To be done —
Convert every line of the listing below into a numbered list, omitting blank lines.

START Dataset excerpts

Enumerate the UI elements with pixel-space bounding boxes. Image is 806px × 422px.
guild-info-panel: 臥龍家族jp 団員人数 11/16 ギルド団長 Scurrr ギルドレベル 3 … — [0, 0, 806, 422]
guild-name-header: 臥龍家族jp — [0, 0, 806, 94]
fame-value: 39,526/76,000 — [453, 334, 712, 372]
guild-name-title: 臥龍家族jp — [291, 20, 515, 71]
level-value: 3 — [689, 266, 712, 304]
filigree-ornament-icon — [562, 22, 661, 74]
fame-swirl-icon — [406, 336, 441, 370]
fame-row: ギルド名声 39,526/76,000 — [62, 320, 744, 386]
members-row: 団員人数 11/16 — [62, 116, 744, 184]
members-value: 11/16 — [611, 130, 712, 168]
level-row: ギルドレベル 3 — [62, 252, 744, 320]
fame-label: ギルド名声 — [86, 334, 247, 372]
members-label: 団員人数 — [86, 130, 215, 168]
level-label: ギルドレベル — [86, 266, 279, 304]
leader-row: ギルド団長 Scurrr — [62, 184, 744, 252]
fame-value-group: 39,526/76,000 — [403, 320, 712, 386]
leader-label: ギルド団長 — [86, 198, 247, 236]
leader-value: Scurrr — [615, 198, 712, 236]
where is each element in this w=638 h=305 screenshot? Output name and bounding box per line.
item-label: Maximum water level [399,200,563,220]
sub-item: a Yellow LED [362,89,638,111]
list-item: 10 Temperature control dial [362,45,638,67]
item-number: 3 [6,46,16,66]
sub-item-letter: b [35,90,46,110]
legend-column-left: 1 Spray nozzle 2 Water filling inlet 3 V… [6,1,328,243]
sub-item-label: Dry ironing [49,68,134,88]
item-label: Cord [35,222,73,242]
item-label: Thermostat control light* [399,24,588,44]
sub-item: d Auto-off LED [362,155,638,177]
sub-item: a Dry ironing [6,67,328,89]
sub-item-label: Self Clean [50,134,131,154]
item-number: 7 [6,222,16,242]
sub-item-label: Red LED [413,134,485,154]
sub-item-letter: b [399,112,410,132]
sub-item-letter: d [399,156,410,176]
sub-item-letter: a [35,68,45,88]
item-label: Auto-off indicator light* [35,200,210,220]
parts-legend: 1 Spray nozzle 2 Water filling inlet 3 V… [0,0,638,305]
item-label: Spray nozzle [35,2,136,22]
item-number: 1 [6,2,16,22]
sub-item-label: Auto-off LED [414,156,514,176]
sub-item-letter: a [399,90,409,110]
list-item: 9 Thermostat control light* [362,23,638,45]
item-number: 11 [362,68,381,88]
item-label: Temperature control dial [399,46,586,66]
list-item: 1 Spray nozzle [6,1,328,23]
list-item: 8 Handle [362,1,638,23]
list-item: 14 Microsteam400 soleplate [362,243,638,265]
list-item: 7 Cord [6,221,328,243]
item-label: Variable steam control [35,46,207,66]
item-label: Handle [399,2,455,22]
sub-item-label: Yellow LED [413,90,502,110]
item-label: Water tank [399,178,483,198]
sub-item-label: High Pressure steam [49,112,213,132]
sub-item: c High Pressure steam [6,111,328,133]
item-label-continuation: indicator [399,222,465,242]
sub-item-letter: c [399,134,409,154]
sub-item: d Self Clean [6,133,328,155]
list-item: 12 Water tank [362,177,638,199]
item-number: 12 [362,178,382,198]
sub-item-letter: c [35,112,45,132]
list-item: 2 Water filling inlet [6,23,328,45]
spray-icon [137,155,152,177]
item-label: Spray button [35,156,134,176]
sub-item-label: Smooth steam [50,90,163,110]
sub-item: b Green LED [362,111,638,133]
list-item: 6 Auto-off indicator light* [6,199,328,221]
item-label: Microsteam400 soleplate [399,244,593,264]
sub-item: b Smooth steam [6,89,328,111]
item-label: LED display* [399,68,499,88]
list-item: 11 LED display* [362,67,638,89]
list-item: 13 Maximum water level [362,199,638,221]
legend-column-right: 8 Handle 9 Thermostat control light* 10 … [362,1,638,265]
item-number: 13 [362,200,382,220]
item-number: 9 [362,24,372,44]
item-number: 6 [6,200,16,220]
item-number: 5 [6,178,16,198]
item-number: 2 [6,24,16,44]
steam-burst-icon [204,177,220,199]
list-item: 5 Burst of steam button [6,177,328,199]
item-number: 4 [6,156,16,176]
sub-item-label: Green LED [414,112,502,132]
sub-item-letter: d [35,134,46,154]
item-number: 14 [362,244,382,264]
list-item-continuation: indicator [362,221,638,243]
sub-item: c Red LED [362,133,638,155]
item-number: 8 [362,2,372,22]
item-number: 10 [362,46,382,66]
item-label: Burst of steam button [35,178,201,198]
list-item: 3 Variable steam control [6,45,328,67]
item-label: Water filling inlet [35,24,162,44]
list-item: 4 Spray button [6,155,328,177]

END Dataset excerpts

Answer —
1. Enumerate the UI elements with pixel-space bounding boxes. Image is 806px × 422px.
2. guild-info-panel: 臥龍家族jp 団員人数 11/16 ギルド団長 Scurrr ギルドレベル 3 … — [0, 0, 806, 422]
3. guild-name-header: 臥龍家族jp — [0, 0, 806, 94]
4. fame-value: 39,526/76,000 — [453, 334, 712, 372]
5. guild-name-title: 臥龍家族jp — [291, 20, 515, 71]
6. level-value: 3 — [689, 266, 712, 304]
7. filigree-ornament-icon — [562, 22, 661, 74]
8. fame-swirl-icon — [406, 336, 441, 370]
9. fame-row: ギルド名声 39,526/76,000 — [62, 320, 744, 386]
10. members-row: 団員人数 11/16 — [62, 116, 744, 184]
11. members-value: 11/16 — [611, 130, 712, 168]
12. level-row: ギルドレベル 3 — [62, 252, 744, 320]
13. fame-label: ギルド名声 — [86, 334, 247, 372]
14. members-label: 団員人数 — [86, 130, 215, 168]
15. level-label: ギルドレベル — [86, 266, 279, 304]
16. leader-row: ギルド団長 Scurrr — [62, 184, 744, 252]
17. fame-value-group: 39,526/76,000 — [403, 320, 712, 386]
18. leader-label: ギルド団長 — [86, 198, 247, 236]
19. leader-value: Scurrr — [615, 198, 712, 236]
20. where is each element in this w=638 h=305 screenshot? Output name and bounding box per line.
21. item-label: Maximum water level [399,200,563,220]
22. sub-item: a Yellow LED [362,89,638,111]
23. list-item: 10 Temperature control dial [362,45,638,67]
24. item-number: 3 [6,46,16,66]
25. sub-item-letter: b [35,90,46,110]
26. legend-column-left: 1 Spray nozzle 2 Water filling inlet 3 V… [6,1,328,243]
27. sub-item-label: Dry ironing [49,68,134,88]
28. item-label: Cord [35,222,73,242]
29. item-label: Thermostat control light* [399,24,588,44]
30. sub-item: d Auto-off LED [362,155,638,177]
31. sub-item: a Dry ironing [6,67,328,89]
32. sub-item-label: Self Clean [50,134,131,154]
33. item-number: 7 [6,222,16,242]
34. sub-item-label: Red LED [413,134,485,154]
35. sub-item-letter: b [399,112,410,132]
36. sub-item-letter: d [399,156,410,176]
37. sub-item-letter: a [35,68,45,88]
38. item-label: Auto-off indicator light* [35,200,210,220]
39. parts-legend: 1 Spray nozzle 2 Water filling inlet 3 V… [0,0,638,305]
40. item-label: Spray nozzle [35,2,136,22]
41. item-number: 1 [6,2,16,22]
42. sub-item-label: Auto-off LED [414,156,514,176]
43. sub-item-letter: a [399,90,409,110]
44. list-item: 9 Thermostat control light* [362,23,638,45]
45. item-number: 11 [362,68,381,88]
46. item-label: Temperature control dial [399,46,586,66]
47. list-item: 1 Spray nozzle [6,1,328,23]
48. list-item: 8 Handle [362,1,638,23]
49. list-item: 14 Microsteam400 soleplate [362,243,638,265]
50. list-item: 7 Cord [6,221,328,243]
51. item-label: Variable steam control [35,46,207,66]
52. item-label: Handle [399,2,455,22]
53. sub-item-label: Yellow LED [413,90,502,110]
54. item-label: Water tank [399,178,483,198]
55. sub-item-label: High Pressure steam [49,112,213,132]
56. sub-item: c High Pressure steam [6,111,328,133]
57. item-label-continuation: indicator [399,222,465,242]
58. sub-item-letter: c [399,134,409,154]
59. sub-item: d Self Clean [6,133,328,155]
60. list-item: 12 Water tank [362,177,638,199]
61. item-number: 12 [362,178,382,198]
62. sub-item-letter: c [35,112,45,132]
63. list-item: 2 Water filling inlet [6,23,328,45]
64. spray-icon [137,155,152,177]
65. item-label: Spray button [35,156,134,176]
66. sub-item-label: Smooth steam [50,90,163,110]
67. sub-item: b Green LED [362,111,638,133]
68. list-item: 6 Auto-off indicator light* [6,199,328,221]
69. item-label: Microsteam400 soleplate [399,244,593,264]
70. sub-item: b Smooth steam [6,89,328,111]
71. item-label: LED display* [399,68,499,88]
72. list-item: 11 LED display* [362,67,638,89]
73. list-item: 13 Maximum water level [362,199,638,221]
74. legend-column-right: 8 Handle 9 Thermostat control light* 10 … [362,1,638,265]
75. item-number: 13 [362,200,382,220]
76. item-number: 9 [362,24,372,44]
77. item-number: 6 [6,200,16,220]
78. item-number: 5 [6,178,16,198]
79. item-number: 2 [6,24,16,44]
80. steam-burst-icon [204,177,220,199]
81. list-item: 5 Burst of steam button [6,177,328,199]
82. item-number: 4 [6,156,16,176]
83. sub-item-label: Green LED [414,112,502,132]
84. sub-item-letter: d [35,134,46,154]
85. item-number: 14 [362,244,382,264]
86. list-item-continuation: indicator [362,221,638,243]
87. sub-item: c Red LED [362,133,638,155]
88. item-number: 8 [362,2,372,22]
89. item-number: 10 [362,46,382,66]
90. item-label: Burst of steam button [35,178,201,198]
91. list-item: 3 Variable steam control [6,45,328,67]
92. item-label: Water filling inlet [35,24,162,44]
93. list-item: 4 Spray button [6,155,328,177]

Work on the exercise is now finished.